* _EXERCISE INSTRUCTIONS_: Omit the pictures, please, and give each record below again exactly.
-*-*-
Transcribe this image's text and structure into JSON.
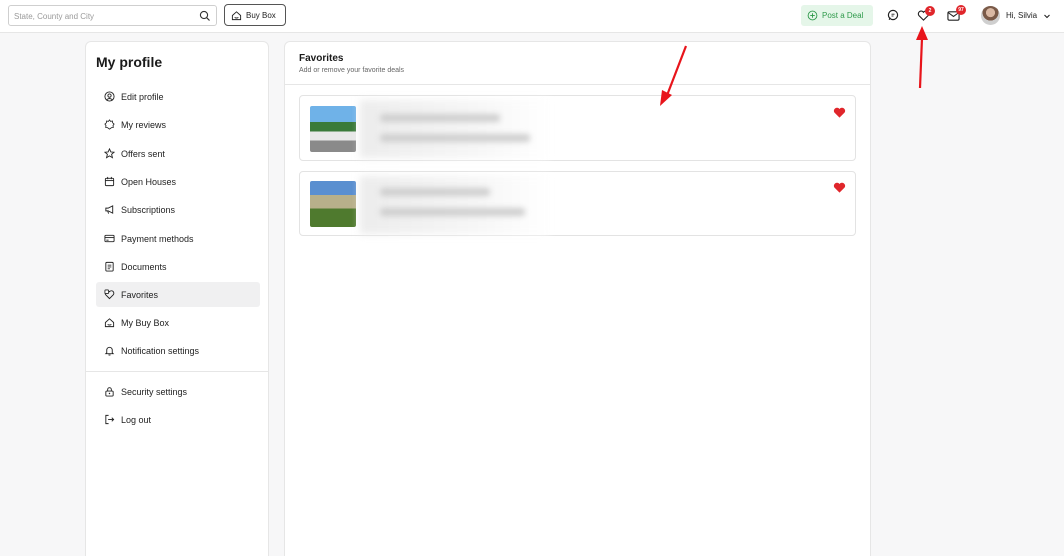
{
  "header": {
    "search_placeholder": "State, County and City",
    "buybox_label": "Buy Box",
    "post_deal_label": "Post a Deal",
    "favorites_badge": "2",
    "messages_badge": "97",
    "greeting": "Hi, Silvia"
  },
  "sidebar": {
    "title": "My profile",
    "items": [
      {
        "label": "Edit profile",
        "icon": "user-circle-icon"
      },
      {
        "label": "My reviews",
        "icon": "star-badge-icon"
      },
      {
        "label": "Offers sent",
        "icon": "star-icon"
      },
      {
        "label": "Open Houses",
        "icon": "calendar-icon"
      },
      {
        "label": "Subscriptions",
        "icon": "megaphone-icon"
      },
      {
        "label": "Payment methods",
        "icon": "credit-card-icon"
      },
      {
        "label": "Documents",
        "icon": "document-icon"
      },
      {
        "label": "Favorites",
        "icon": "favorites-icon"
      },
      {
        "label": "My Buy Box",
        "icon": "buybox-icon"
      },
      {
        "label": "Notification settings",
        "icon": "bell-icon"
      },
      {
        "label": "Security settings",
        "icon": "lock-icon"
      },
      {
        "label": "Log out",
        "icon": "logout-icon"
      }
    ],
    "active": "Favorites"
  },
  "main": {
    "title": "Favorites",
    "subtitle": "Add or remove your favorite deals",
    "deals": [
      {
        "favorited": true
      },
      {
        "favorited": true
      }
    ]
  },
  "colors": {
    "accent_green": "#2f9a4b",
    "badge_red": "#e0262b",
    "heart_red": "#e0262b",
    "annotation_arrow": "#e8141b"
  }
}
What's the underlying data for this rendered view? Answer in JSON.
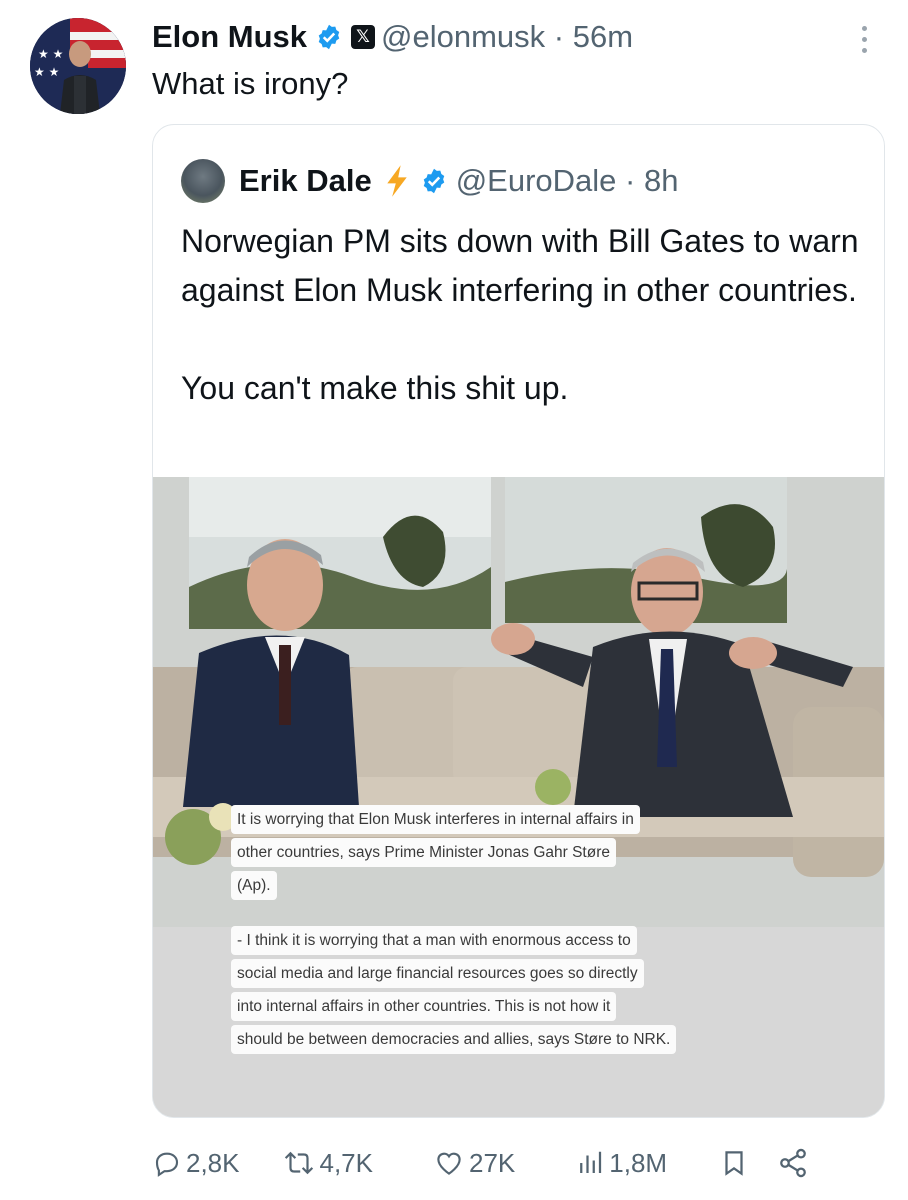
{
  "tweet": {
    "author_name": "Elon Musk",
    "handle_time": "@elonmusk · 56m",
    "text": "What is irony?",
    "avatar_icon": "user-avatar",
    "verified_color": "#1d9bf0"
  },
  "quoted": {
    "author_name": "Erik Dale",
    "handle_time": "@EuroDale · 8h",
    "text_line1": "Norwegian PM sits down with Bill Gates to warn against Elon Musk interfering in other countries.",
    "text_line2": "You can't make this shit up.",
    "image": {
      "caption_1": [
        "It is worrying that Elon Musk interferes in internal affairs in",
        "other countries, says Prime Minister Jonas Gahr Støre",
        "(Ap)."
      ],
      "caption_2": [
        "- I think it is worrying that a man with enormous access to",
        "social media and large financial resources goes so directly",
        "into internal affairs in other countries. This is not how it",
        "should be between democracies and allies, says Støre to NRK."
      ]
    }
  },
  "actions": {
    "replies": "2,8K",
    "reposts": "4,7K",
    "likes": "27K",
    "views": "1,8M"
  }
}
-*-*-
* _THE OUTPUT_:
Transcribe this image's text and structure into JSON.
{
  "header": {
    "search_placeholder": "State, County and City",
    "buybox_label": "Buy Box",
    "post_deal_label": "Post a Deal",
    "favorites_badge": "2",
    "messages_badge": "97",
    "greeting": "Hi, Silvia"
  },
  "sidebar": {
    "title": "My profile",
    "items": [
      {
        "label": "Edit profile",
        "icon": "user-circle-icon"
      },
      {
        "label": "My reviews",
        "icon": "star-badge-icon"
      },
      {
        "label": "Offers sent",
        "icon": "star-icon"
      },
      {
        "label": "Open Houses",
        "icon": "calendar-icon"
      },
      {
        "label": "Subscriptions",
        "icon": "megaphone-icon"
      },
      {
        "label": "Payment methods",
        "icon": "credit-card-icon"
      },
      {
        "label": "Documents",
        "icon": "document-icon"
      },
      {
        "label": "Favorites",
        "icon": "favorites-icon"
      },
      {
        "label": "My Buy Box",
        "icon": "buybox-icon"
      },
      {
        "label": "Notification settings",
        "icon": "bell-icon"
      },
      {
        "label": "Security settings",
        "icon": "lock-icon"
      },
      {
        "label": "Log out",
        "icon": "logout-icon"
      }
    ],
    "active": "Favorites"
  },
  "main": {
    "title": "Favorites",
    "subtitle": "Add or remove your favorite deals",
    "deals": [
      {
        "favorited": true
      },
      {
        "favorited": true
      }
    ]
  },
  "colors": {
    "accent_green": "#2f9a4b",
    "badge_red": "#e0262b",
    "heart_red": "#e0262b",
    "annotation_arrow": "#e8141b"
  }
}
What's the underlying data for this rendered view? Answer in JSON.
{
  "tweet": {
    "author_name": "Elon Musk",
    "handle_time": "@elonmusk · 56m",
    "text": "What is irony?",
    "avatar_icon": "user-avatar",
    "verified_color": "#1d9bf0"
  },
  "quoted": {
    "author_name": "Erik Dale",
    "handle_time": "@EuroDale · 8h",
    "text_line1": "Norwegian PM sits down with Bill Gates to warn against Elon Musk interfering in other countries.",
    "text_line2": "You can't make this shit up.",
    "image": {
      "caption_1": [
        "It is worrying that Elon Musk interferes in internal affairs in",
        "other countries, says Prime Minister Jonas Gahr Støre",
        "(Ap)."
      ],
      "caption_2": [
        "- I think it is worrying that a man with enormous access to",
        "social media and large financial resources goes so directly",
        "into internal affairs in other countries. This is not how it",
        "should be between democracies and allies, says Støre to NRK."
      ]
    }
  },
  "actions": {
    "replies": "2,8K",
    "reposts": "4,7K",
    "likes": "27K",
    "views": "1,8M"
  }
}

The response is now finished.